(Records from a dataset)
::::::::::
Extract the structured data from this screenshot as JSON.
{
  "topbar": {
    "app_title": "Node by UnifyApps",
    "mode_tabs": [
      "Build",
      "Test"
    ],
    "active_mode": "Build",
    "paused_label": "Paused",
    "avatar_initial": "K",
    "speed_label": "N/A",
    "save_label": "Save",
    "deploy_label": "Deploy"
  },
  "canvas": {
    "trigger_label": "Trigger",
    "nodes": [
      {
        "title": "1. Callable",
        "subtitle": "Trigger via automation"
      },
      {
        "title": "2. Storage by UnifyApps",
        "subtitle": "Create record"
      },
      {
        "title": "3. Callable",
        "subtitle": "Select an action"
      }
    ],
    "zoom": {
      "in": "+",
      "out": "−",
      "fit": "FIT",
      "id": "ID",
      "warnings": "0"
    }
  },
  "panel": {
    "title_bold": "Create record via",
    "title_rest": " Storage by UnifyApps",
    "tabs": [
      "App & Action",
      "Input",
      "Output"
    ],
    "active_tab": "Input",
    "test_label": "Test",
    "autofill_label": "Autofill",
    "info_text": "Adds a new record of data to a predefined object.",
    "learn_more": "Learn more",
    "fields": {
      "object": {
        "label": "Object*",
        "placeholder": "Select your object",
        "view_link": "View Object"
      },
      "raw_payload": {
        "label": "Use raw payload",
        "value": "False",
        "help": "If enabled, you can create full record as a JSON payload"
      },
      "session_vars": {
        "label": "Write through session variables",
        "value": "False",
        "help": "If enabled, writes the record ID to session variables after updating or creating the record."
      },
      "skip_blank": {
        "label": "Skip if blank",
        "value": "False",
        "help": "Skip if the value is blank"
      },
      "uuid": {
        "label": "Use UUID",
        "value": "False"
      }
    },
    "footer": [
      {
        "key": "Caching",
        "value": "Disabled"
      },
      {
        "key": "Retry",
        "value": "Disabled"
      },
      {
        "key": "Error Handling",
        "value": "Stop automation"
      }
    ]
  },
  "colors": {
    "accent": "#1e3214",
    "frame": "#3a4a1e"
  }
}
::::::::::
#### Given instruction:
Write every entry out again exactly.

#### Complete output:
Extract the structured data from this screenshot as JSON.
{
  "topbar": {
    "app_title": "Node by UnifyApps",
    "mode_tabs": [
      "Build",
      "Test"
    ],
    "active_mode": "Build",
    "paused_label": "Paused",
    "avatar_initial": "K",
    "speed_label": "N/A",
    "save_label": "Save",
    "deploy_label": "Deploy"
  },
  "canvas": {
    "trigger_label": "Trigger",
    "nodes": [
      {
        "title": "1. Callable",
        "subtitle": "Trigger via automation"
      },
      {
        "title": "2. Storage by UnifyApps",
        "subtitle": "Create record"
      },
      {
        "title": "3. Callable",
        "subtitle": "Select an action"
      }
    ],
    "zoom": {
      "in": "+",
      "out": "−",
      "fit": "FIT",
      "id": "ID",
      "warnings": "0"
    }
  },
  "panel": {
    "title_bold": "Create record via",
    "title_rest": " Storage by UnifyApps",
    "tabs": [
      "App & Action",
      "Input",
      "Output"
    ],
    "active_tab": "Input",
    "test_label": "Test",
    "autofill_label": "Autofill",
    "info_text": "Adds a new record of data to a predefined object.",
    "learn_more": "Learn more",
    "fields": {
      "object": {
        "label": "Object*",
        "placeholder": "Select your object",
        "view_link": "View Object"
      },
      "raw_payload": {
        "label": "Use raw payload",
        "value": "False",
        "help": "If enabled, you can create full record as a JSON payload"
      },
      "session_vars": {
        "label": "Write through session variables",
        "value": "False",
        "help": "If enabled, writes the record ID to session variables after updating or creating the record."
      },
      "skip_blank": {
        "label": "Skip if blank",
        "value": "False",
        "help": "Skip if the value is blank"
      },
      "uuid": {
        "label": "Use UUID",
        "value": "False"
      }
    },
    "footer": [
      {
        "key": "Caching",
        "value": "Disabled"
      },
      {
        "key": "Retry",
        "value": "Disabled"
      },
      {
        "key": "Error Handling",
        "value": "Stop automation"
      }
    ]
  },
  "colors": {
    "accent": "#1e3214",
    "frame": "#3a4a1e"
  }
}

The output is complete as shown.